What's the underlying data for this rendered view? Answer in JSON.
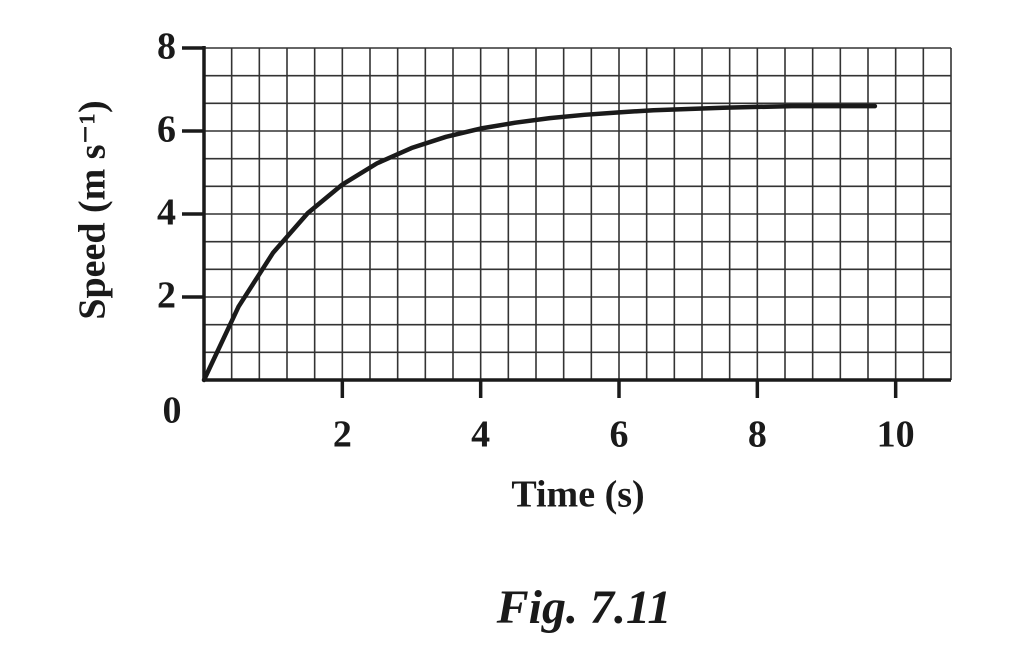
{
  "chart_data": {
    "type": "line",
    "x_label": "Time (s)",
    "y_label": "Speed (m s⁻¹)",
    "caption": "Fig. 7.11",
    "x": [
      0,
      0.5,
      1,
      1.5,
      2,
      2.5,
      3,
      3.5,
      4,
      4.5,
      5,
      5.5,
      6,
      6.5,
      7,
      7.5,
      8,
      8.5,
      9,
      9.7
    ],
    "series": [
      {
        "name": "speed",
        "color": "#1a1a1a",
        "values": [
          0,
          1.77,
          3.07,
          4.02,
          4.71,
          5.22,
          5.59,
          5.86,
          6.06,
          6.2,
          6.31,
          6.39,
          6.45,
          6.5,
          6.53,
          6.56,
          6.58,
          6.6,
          6.6,
          6.6
        ]
      }
    ],
    "xlim": [
      0,
      10.8
    ],
    "ylim": [
      0,
      8
    ],
    "xticks": [
      0,
      2,
      4,
      6,
      8,
      10
    ],
    "yticks": [
      2,
      4,
      6,
      8
    ],
    "grid": true,
    "x_grid_divisions": 5,
    "y_grid_divisions": 3
  }
}
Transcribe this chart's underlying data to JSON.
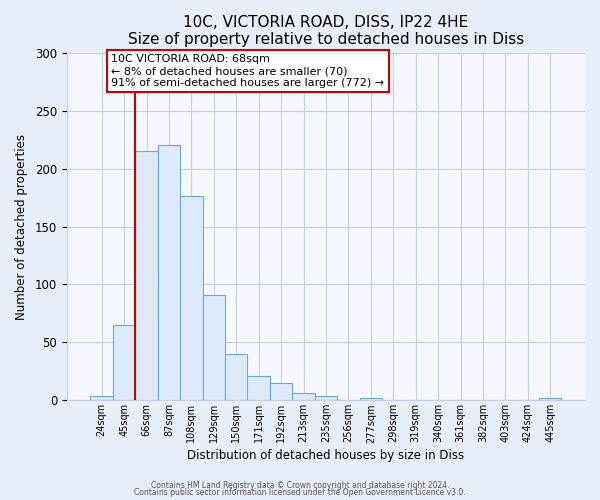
{
  "title": "10C, VICTORIA ROAD, DISS, IP22 4HE",
  "subtitle": "Size of property relative to detached houses in Diss",
  "xlabel": "Distribution of detached houses by size in Diss",
  "ylabel": "Number of detached properties",
  "bar_labels": [
    "24sqm",
    "45sqm",
    "66sqm",
    "87sqm",
    "108sqm",
    "129sqm",
    "150sqm",
    "171sqm",
    "192sqm",
    "213sqm",
    "235sqm",
    "256sqm",
    "277sqm",
    "298sqm",
    "319sqm",
    "340sqm",
    "361sqm",
    "382sqm",
    "403sqm",
    "424sqm",
    "445sqm"
  ],
  "bar_values": [
    4,
    65,
    215,
    220,
    176,
    91,
    40,
    21,
    15,
    6,
    4,
    0,
    2,
    0,
    0,
    0,
    0,
    0,
    0,
    0,
    2
  ],
  "bar_color": "#dce9f8",
  "bar_edgecolor": "#6aaad4",
  "vline_x": 1.5,
  "vline_color": "#cc0000",
  "annotation_line1": "10C VICTORIA ROAD: 68sqm",
  "annotation_line2": "← 8% of detached houses are smaller (70)",
  "annotation_line3": "91% of semi-detached houses are larger (772) →",
  "annotation_box_edgecolor": "#cc0000",
  "annotation_box_facecolor": "#ffffff",
  "ylim": [
    0,
    300
  ],
  "yticks": [
    0,
    50,
    100,
    150,
    200,
    250,
    300
  ],
  "footer1": "Contains HM Land Registry data © Crown copyright and database right 2024.",
  "footer2": "Contains public sector information licensed under the Open Government Licence v3.0.",
  "bg_color": "#e8eef8",
  "plot_bg_color": "#f5f8ff",
  "grid_color": "#c8d0e0",
  "title_fontsize": 11,
  "bar_width": 1.0
}
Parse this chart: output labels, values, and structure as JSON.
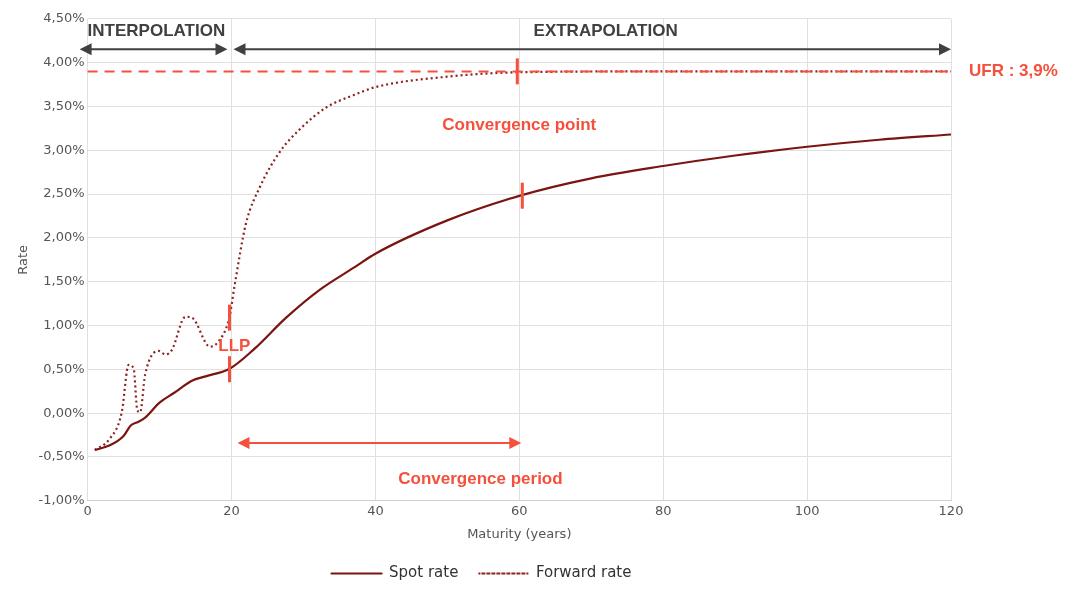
{
  "chart_data": {
    "type": "line",
    "xlabel": "Maturity (years)",
    "ylabel": "Rate",
    "xlim": [
      0,
      120
    ],
    "xticks": [
      0,
      20,
      40,
      60,
      80,
      100,
      120
    ],
    "ylim": [
      -1,
      4.5
    ],
    "yticks": [
      {
        "value": -1,
        "label": "-1,00%"
      },
      {
        "value": -0.5,
        "label": "-0,50%"
      },
      {
        "value": 0,
        "label": "0,00%"
      },
      {
        "value": 0.5,
        "label": "0,50%"
      },
      {
        "value": 1,
        "label": "1,00%"
      },
      {
        "value": 1.5,
        "label": "1,50%"
      },
      {
        "value": 2,
        "label": "2,00%"
      },
      {
        "value": 2.5,
        "label": "2,50%"
      },
      {
        "value": 3,
        "label": "3,00%"
      },
      {
        "value": 3.5,
        "label": "3,50%"
      },
      {
        "value": 4,
        "label": "4,00%"
      },
      {
        "value": 4.5,
        "label": "4,50%"
      }
    ],
    "grid": true,
    "legend": "bottom",
    "series": [
      {
        "name": "Spot rate",
        "color": "#7b1512",
        "line_style": "solid",
        "x": [
          1,
          3,
          5,
          6,
          7,
          8,
          10,
          12,
          14.5,
          16.4,
          19.8,
          23,
          27.6,
          32.3,
          37,
          40,
          50,
          60,
          70,
          80,
          90,
          100,
          110,
          120
        ],
        "values": [
          -0.42,
          -0.37,
          -0.26,
          -0.14,
          -0.1,
          -0.05,
          0.12,
          0.23,
          0.37,
          0.42,
          0.51,
          0.72,
          1.09,
          1.41,
          1.66,
          1.82,
          2.2,
          2.48,
          2.68,
          2.82,
          2.94,
          3.04,
          3.12,
          3.18
        ]
      },
      {
        "name": "Forward rate",
        "color": "#8b2420",
        "line_style": "dotted",
        "x": [
          1,
          3,
          4.75,
          5.7,
          6.4,
          6.9,
          7.3,
          8,
          9.9,
          10.8,
          11.7,
          13.6,
          14.5,
          17,
          18,
          19.7,
          20.4,
          22,
          24,
          26.7,
          29.5,
          33.2,
          37,
          40,
          50,
          60,
          80,
          100,
          120
        ],
        "values": [
          -0.42,
          -0.3,
          0.01,
          0.55,
          0.51,
          0.04,
          0.01,
          0.44,
          0.71,
          0.67,
          0.72,
          1.1,
          1.09,
          0.76,
          0.8,
          1.09,
          1.44,
          2.16,
          2.59,
          2.98,
          3.24,
          3.49,
          3.63,
          3.72,
          3.84,
          3.89,
          3.9,
          3.9,
          3.9
        ]
      }
    ],
    "ref_lines": [
      {
        "axis": "y",
        "value": 3.9,
        "label": "UFR : 3,9%",
        "color": "#f4503c",
        "line_style": "dashed"
      }
    ],
    "annotations": [
      "INTERPOLATION",
      "EXTRAPOLATION",
      "Convergence point",
      "Convergence period",
      "LLP"
    ]
  }
}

##############################

## GOAL:
Make an exact copy of the records shown above, without the pictures.

## ANSWER TO THE TASK:
What's the underlying data for this rendered view? Answer in JSON.
{
  "chart_data": {
    "type": "line",
    "x_label": "Time (s)",
    "y_label": "Speed (m s⁻¹)",
    "caption": "Fig. 7.11",
    "x": [
      0,
      0.5,
      1,
      1.5,
      2,
      2.5,
      3,
      3.5,
      4,
      4.5,
      5,
      5.5,
      6,
      6.5,
      7,
      7.5,
      8,
      8.5,
      9,
      9.7
    ],
    "series": [
      {
        "name": "speed",
        "color": "#1a1a1a",
        "values": [
          0,
          1.77,
          3.07,
          4.02,
          4.71,
          5.22,
          5.59,
          5.86,
          6.06,
          6.2,
          6.31,
          6.39,
          6.45,
          6.5,
          6.53,
          6.56,
          6.58,
          6.6,
          6.6,
          6.6
        ]
      }
    ],
    "xlim": [
      0,
      10.8
    ],
    "ylim": [
      0,
      8
    ],
    "xticks": [
      0,
      2,
      4,
      6,
      8,
      10
    ],
    "yticks": [
      2,
      4,
      6,
      8
    ],
    "grid": true,
    "x_grid_divisions": 5,
    "y_grid_divisions": 3
  }
}
Transcribe this chart's underlying data to JSON.
{
  "title": "10C, VICTORIA ROAD, DISS, IP22 4HE",
  "subtitle": "Size of property relative to detached houses in Diss",
  "xlabel": "Distribution of detached houses by size in Diss",
  "ylabel": "Number of detached properties",
  "bar_labels": [
    "24sqm",
    "45sqm",
    "66sqm",
    "87sqm",
    "108sqm",
    "129sqm",
    "150sqm",
    "171sqm",
    "192sqm",
    "213sqm",
    "235sqm",
    "256sqm",
    "277sqm",
    "298sqm",
    "319sqm",
    "340sqm",
    "361sqm",
    "382sqm",
    "403sqm",
    "424sqm",
    "445sqm"
  ],
  "bar_values": [
    4,
    65,
    215,
    220,
    176,
    91,
    40,
    21,
    15,
    6,
    4,
    0,
    2,
    0,
    0,
    0,
    0,
    0,
    0,
    0,
    2
  ],
  "bar_color": "#dce9f8",
  "bar_edgecolor": "#6aaad4",
  "vline_x": 1.5,
  "vline_color": "#cc0000",
  "annotation_line1": "10C VICTORIA ROAD: 68sqm",
  "annotation_line2": "← 8% of detached houses are smaller (70)",
  "annotation_line3": "91% of semi-detached houses are larger (772) →",
  "annotation_box_edgecolor": "#cc0000",
  "annotation_box_facecolor": "#ffffff",
  "ylim": [
    0,
    300
  ],
  "yticks": [
    0,
    50,
    100,
    150,
    200,
    250,
    300
  ],
  "footer1": "Contains HM Land Registry data © Crown copyright and database right 2024.",
  "footer2": "Contains public sector information licensed under the Open Government Licence v3.0.",
  "bg_color": "#e8eef8",
  "plot_bg_color": "#f5f8ff",
  "grid_color": "#c8d0e0",
  "title_fontsize": 11,
  "bar_width": 1.0
}
Parse this chart: output labels, values, and structure as JSON.
{
  "chart_data": {
    "type": "line",
    "xlabel": "Maturity (years)",
    "ylabel": "Rate",
    "xlim": [
      0,
      120
    ],
    "xticks": [
      0,
      20,
      40,
      60,
      80,
      100,
      120
    ],
    "ylim": [
      -1,
      4.5
    ],
    "yticks": [
      {
        "value": -1,
        "label": "-1,00%"
      },
      {
        "value": -0.5,
        "label": "-0,50%"
      },
      {
        "value": 0,
        "label": "0,00%"
      },
      {
        "value": 0.5,
        "label": "0,50%"
      },
      {
        "value": 1,
        "label": "1,00%"
      },
      {
        "value": 1.5,
        "label": "1,50%"
      },
      {
        "value": 2,
        "label": "2,00%"
      },
      {
        "value": 2.5,
        "label": "2,50%"
      },
      {
        "value": 3,
        "label": "3,00%"
      },
      {
        "value": 3.5,
        "label": "3,50%"
      },
      {
        "value": 4,
        "label": "4,00%"
      },
      {
        "value": 4.5,
        "label": "4,50%"
      }
    ],
    "grid": true,
    "legend": "bottom",
    "series": [
      {
        "name": "Spot rate",
        "color": "#7b1512",
        "line_style": "solid",
        "x": [
          1,
          3,
          5,
          6,
          7,
          8,
          10,
          12,
          14.5,
          16.4,
          19.8,
          23,
          27.6,
          32.3,
          37,
          40,
          50,
          60,
          70,
          80,
          90,
          100,
          110,
          120
        ],
        "values": [
          -0.42,
          -0.37,
          -0.26,
          -0.14,
          -0.1,
          -0.05,
          0.12,
          0.23,
          0.37,
          0.42,
          0.51,
          0.72,
          1.09,
          1.41,
          1.66,
          1.82,
          2.2,
          2.48,
          2.68,
          2.82,
          2.94,
          3.04,
          3.12,
          3.18
        ]
      },
      {
        "name": "Forward rate",
        "color": "#8b2420",
        "line_style": "dotted",
        "x": [
          1,
          3,
          4.75,
          5.7,
          6.4,
          6.9,
          7.3,
          8,
          9.9,
          10.8,
          11.7,
          13.6,
          14.5,
          17,
          18,
          19.7,
          20.4,
          22,
          24,
          26.7,
          29.5,
          33.2,
          37,
          40,
          50,
          60,
          80,
          100,
          120
        ],
        "values": [
          -0.42,
          -0.3,
          0.01,
          0.55,
          0.51,
          0.04,
          0.01,
          0.44,
          0.71,
          0.67,
          0.72,
          1.1,
          1.09,
          0.76,
          0.8,
          1.09,
          1.44,
          2.16,
          2.59,
          2.98,
          3.24,
          3.49,
          3.63,
          3.72,
          3.84,
          3.89,
          3.9,
          3.9,
          3.9
        ]
      }
    ],
    "ref_lines": [
      {
        "axis": "y",
        "value": 3.9,
        "label": "UFR : 3,9%",
        "color": "#f4503c",
        "line_style": "dashed"
      }
    ],
    "annotations": [
      "INTERPOLATION",
      "EXTRAPOLATION",
      "Convergence point",
      "Convergence period",
      "LLP"
    ]
  }
}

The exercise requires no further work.